==== Provided records ====
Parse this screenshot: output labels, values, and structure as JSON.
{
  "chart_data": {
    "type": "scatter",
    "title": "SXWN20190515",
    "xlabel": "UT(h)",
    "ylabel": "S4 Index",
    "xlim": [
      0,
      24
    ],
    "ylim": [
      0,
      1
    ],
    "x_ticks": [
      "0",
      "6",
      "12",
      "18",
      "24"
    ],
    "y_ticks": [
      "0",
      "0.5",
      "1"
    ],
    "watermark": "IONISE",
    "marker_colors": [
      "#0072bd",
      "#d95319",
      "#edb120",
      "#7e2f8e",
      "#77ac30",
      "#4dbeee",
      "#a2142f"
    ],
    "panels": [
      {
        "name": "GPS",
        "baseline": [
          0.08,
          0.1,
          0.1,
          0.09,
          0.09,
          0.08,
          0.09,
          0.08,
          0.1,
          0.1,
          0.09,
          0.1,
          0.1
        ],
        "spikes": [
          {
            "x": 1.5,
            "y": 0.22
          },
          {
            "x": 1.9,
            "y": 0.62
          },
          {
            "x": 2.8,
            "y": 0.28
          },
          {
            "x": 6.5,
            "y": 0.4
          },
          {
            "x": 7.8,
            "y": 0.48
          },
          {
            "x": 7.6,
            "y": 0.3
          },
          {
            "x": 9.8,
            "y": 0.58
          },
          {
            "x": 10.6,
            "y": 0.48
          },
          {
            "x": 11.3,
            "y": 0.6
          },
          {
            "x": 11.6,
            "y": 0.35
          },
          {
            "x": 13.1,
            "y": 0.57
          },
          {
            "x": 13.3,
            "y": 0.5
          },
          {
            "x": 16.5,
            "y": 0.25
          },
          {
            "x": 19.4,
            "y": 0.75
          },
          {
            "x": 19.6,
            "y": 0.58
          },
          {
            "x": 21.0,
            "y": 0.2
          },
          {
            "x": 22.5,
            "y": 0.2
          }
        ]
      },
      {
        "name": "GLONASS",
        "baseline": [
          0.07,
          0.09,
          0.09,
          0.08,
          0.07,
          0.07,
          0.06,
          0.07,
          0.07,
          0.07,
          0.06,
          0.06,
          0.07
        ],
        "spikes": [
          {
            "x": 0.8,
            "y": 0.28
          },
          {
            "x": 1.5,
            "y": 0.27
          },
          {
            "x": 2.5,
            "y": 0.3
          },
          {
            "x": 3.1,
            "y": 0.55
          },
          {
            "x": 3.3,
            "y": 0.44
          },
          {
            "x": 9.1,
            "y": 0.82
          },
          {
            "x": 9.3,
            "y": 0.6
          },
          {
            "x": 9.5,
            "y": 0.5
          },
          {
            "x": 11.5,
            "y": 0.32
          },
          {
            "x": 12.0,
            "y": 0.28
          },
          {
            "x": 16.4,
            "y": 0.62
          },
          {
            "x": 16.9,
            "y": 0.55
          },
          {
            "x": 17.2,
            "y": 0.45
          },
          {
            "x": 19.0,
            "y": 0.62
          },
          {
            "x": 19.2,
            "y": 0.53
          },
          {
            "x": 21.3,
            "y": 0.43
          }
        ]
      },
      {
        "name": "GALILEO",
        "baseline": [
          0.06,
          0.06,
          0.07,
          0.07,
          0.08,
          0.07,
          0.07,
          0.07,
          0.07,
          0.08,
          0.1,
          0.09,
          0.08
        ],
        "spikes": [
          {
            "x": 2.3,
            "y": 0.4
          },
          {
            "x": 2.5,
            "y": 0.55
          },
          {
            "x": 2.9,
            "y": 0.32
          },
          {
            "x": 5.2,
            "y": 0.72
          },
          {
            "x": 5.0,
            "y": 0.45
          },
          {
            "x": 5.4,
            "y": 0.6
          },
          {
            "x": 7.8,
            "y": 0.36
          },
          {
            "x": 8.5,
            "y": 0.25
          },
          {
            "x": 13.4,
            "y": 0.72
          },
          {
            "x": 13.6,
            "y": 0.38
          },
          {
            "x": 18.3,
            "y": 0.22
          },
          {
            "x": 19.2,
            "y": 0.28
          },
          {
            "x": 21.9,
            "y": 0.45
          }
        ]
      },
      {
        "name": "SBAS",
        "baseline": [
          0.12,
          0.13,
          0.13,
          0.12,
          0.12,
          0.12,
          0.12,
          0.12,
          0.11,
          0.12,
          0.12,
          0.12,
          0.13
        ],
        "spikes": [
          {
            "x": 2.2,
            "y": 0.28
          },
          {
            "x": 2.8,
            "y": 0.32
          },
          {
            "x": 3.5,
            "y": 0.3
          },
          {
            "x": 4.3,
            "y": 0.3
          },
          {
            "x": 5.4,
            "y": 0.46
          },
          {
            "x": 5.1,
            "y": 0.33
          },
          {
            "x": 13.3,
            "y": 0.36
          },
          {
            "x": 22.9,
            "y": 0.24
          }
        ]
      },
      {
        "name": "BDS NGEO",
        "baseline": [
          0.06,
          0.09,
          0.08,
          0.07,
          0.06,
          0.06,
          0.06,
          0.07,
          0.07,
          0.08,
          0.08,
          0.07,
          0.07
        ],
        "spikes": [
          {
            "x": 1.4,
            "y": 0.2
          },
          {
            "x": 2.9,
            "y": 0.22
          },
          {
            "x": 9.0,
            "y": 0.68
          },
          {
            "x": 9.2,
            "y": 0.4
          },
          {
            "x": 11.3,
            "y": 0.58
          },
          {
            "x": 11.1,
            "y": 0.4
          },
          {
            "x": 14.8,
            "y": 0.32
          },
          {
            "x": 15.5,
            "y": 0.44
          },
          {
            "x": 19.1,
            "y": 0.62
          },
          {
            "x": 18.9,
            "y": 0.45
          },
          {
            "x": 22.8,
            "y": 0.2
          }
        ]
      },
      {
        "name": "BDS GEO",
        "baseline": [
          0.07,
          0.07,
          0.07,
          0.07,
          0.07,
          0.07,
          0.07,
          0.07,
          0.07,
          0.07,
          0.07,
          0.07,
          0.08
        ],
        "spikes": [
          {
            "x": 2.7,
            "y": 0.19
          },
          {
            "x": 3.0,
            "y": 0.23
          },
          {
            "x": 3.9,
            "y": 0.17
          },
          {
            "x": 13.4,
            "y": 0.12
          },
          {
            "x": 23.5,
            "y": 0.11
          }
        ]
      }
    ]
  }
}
====
What you have to do - Identify all lines where the word "name" shows up. Copy them.

The solution -
        "name": "GPS",
        "name": "GLONASS",
        "name": "GALILEO",
        "name": "SBAS",
        "name": "BDS NGEO",
        "name": "BDS GEO",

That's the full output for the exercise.